What is needed:
Continue the text about the mission-critical end-of-day script whose overlapping runs caused duplicate data, starting right after its last sentence.
-- begin Extract provided --
Every month or so, a new file gets added or a new client gets another file format for their custom, deprecated accounting system and eventually you have a very large, very important script that runs at the end of the day. Mission Critical. That’s why it’s so tragic when your script breaks just as you are ready to go home. For the first time ever, it takes your script more than a minute to download the FTP files because of accumulated data. Sadly, this means that another of your scripts starts up and begins downloading and processing the files. Suddenly, your local reporting database has some duplicate data in it for the day and every file that goes out afterward has some duplicate information in it throwing all downstream processes totally out of whack. You find this out when one of your largest clients calls and says that they are having trouble importing the file you made for them because their system is smarter than yours. Then another client. Then another. Being the quick-witted person you are, you have your team call everybody who receives those files and tell them that you are going to resend a clean copy, you wipe all the data for the day, re-run the script and all is well, but you vow never to let that happen again. Ever.
-- end Extract provided --
-- begin Listed entries --
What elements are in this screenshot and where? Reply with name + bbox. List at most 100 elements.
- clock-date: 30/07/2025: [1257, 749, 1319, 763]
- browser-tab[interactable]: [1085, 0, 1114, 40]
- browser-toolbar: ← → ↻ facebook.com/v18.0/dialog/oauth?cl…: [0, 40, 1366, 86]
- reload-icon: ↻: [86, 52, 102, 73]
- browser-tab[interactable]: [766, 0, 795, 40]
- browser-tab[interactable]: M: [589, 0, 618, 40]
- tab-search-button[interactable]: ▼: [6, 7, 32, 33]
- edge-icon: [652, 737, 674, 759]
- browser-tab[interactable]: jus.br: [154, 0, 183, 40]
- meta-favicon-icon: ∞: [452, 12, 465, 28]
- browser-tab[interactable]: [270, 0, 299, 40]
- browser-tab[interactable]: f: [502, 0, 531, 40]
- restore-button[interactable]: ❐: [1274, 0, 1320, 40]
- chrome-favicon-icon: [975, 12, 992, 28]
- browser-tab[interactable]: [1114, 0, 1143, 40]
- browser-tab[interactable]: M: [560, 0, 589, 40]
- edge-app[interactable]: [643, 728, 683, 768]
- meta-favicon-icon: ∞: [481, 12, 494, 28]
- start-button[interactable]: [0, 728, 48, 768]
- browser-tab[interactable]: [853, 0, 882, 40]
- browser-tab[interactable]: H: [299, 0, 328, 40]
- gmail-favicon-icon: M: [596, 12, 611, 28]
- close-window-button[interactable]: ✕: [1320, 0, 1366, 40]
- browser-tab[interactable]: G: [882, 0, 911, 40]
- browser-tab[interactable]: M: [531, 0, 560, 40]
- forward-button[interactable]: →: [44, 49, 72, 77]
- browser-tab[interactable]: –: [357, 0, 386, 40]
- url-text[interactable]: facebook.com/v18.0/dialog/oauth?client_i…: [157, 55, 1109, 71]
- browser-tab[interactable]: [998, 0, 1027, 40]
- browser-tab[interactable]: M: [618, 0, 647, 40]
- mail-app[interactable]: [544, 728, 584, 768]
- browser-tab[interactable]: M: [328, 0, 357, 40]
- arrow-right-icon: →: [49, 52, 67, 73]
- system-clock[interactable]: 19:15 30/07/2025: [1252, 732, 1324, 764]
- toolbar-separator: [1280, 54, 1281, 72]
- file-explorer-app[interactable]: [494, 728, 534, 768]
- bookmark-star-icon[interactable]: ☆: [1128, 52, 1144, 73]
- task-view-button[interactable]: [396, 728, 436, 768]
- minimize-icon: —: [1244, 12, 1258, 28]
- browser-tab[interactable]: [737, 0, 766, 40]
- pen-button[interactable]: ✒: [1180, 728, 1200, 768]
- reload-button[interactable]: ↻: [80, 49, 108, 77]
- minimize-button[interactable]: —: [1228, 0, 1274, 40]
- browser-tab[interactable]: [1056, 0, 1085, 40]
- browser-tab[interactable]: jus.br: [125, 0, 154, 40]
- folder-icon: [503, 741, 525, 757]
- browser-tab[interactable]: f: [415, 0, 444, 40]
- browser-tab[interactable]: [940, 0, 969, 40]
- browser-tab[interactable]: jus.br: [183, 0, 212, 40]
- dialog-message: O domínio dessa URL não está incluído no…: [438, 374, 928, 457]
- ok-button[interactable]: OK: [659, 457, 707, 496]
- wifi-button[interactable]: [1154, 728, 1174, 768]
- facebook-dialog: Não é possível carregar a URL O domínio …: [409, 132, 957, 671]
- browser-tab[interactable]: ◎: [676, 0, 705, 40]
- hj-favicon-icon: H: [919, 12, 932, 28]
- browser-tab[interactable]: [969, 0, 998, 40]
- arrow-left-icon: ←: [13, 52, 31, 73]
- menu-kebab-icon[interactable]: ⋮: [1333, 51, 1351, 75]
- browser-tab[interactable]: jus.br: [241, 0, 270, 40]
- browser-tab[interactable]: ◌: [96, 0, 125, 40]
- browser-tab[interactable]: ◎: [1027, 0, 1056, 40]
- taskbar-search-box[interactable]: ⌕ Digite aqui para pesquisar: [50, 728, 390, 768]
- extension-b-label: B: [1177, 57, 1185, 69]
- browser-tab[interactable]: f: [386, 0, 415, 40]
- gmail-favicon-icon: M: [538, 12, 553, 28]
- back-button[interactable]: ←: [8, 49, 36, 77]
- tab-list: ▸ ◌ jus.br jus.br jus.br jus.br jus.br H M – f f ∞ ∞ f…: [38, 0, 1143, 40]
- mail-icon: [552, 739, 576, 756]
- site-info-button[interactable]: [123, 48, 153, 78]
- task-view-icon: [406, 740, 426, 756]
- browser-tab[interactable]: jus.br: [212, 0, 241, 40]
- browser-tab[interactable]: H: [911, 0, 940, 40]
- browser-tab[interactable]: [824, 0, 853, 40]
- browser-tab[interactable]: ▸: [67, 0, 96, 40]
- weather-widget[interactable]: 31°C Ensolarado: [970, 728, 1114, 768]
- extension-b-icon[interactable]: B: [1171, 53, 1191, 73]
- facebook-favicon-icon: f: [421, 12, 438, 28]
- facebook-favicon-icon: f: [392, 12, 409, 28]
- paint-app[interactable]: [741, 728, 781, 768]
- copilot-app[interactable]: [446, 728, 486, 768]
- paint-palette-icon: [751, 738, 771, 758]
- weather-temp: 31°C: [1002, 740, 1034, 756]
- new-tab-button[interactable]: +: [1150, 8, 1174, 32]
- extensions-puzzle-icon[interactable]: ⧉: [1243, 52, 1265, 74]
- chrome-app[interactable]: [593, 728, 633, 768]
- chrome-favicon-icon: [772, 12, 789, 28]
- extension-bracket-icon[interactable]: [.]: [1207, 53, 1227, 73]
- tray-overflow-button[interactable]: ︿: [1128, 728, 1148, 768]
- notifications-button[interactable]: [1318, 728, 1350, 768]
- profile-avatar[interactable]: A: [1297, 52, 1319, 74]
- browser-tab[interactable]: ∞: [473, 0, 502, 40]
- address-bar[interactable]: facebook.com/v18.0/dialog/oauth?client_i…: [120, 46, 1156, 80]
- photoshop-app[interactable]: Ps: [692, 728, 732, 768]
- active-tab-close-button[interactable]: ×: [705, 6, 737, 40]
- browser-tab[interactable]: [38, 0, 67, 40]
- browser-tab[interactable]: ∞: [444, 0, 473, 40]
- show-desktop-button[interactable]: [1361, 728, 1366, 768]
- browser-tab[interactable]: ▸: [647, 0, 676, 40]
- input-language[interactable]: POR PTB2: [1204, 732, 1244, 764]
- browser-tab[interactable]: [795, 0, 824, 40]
-- end Listed entries --
Answer to this task:
First thing next morning, you add a lockfile to the program so that it never runs concurrently. Thinking that will solve your issues, you let down your guard and in a week or two, the script dies in the middle for some reason .. maybe the reporting database was down or ran out of connections and the script couldn’t handle it. Here you are, right back where you were before the magic lockfile when you had to tell everybody that you had to resend the file. Trying to save face, you refer to the source of the script and manually run the pieces that had failed so that you don’t actually have to call anybody. You manage to finish the tasks, largely on time, and none of the clients seemed to notice. The rest of the team noticed though. They didn’t have these problems at the last place they worked, what’s your problem?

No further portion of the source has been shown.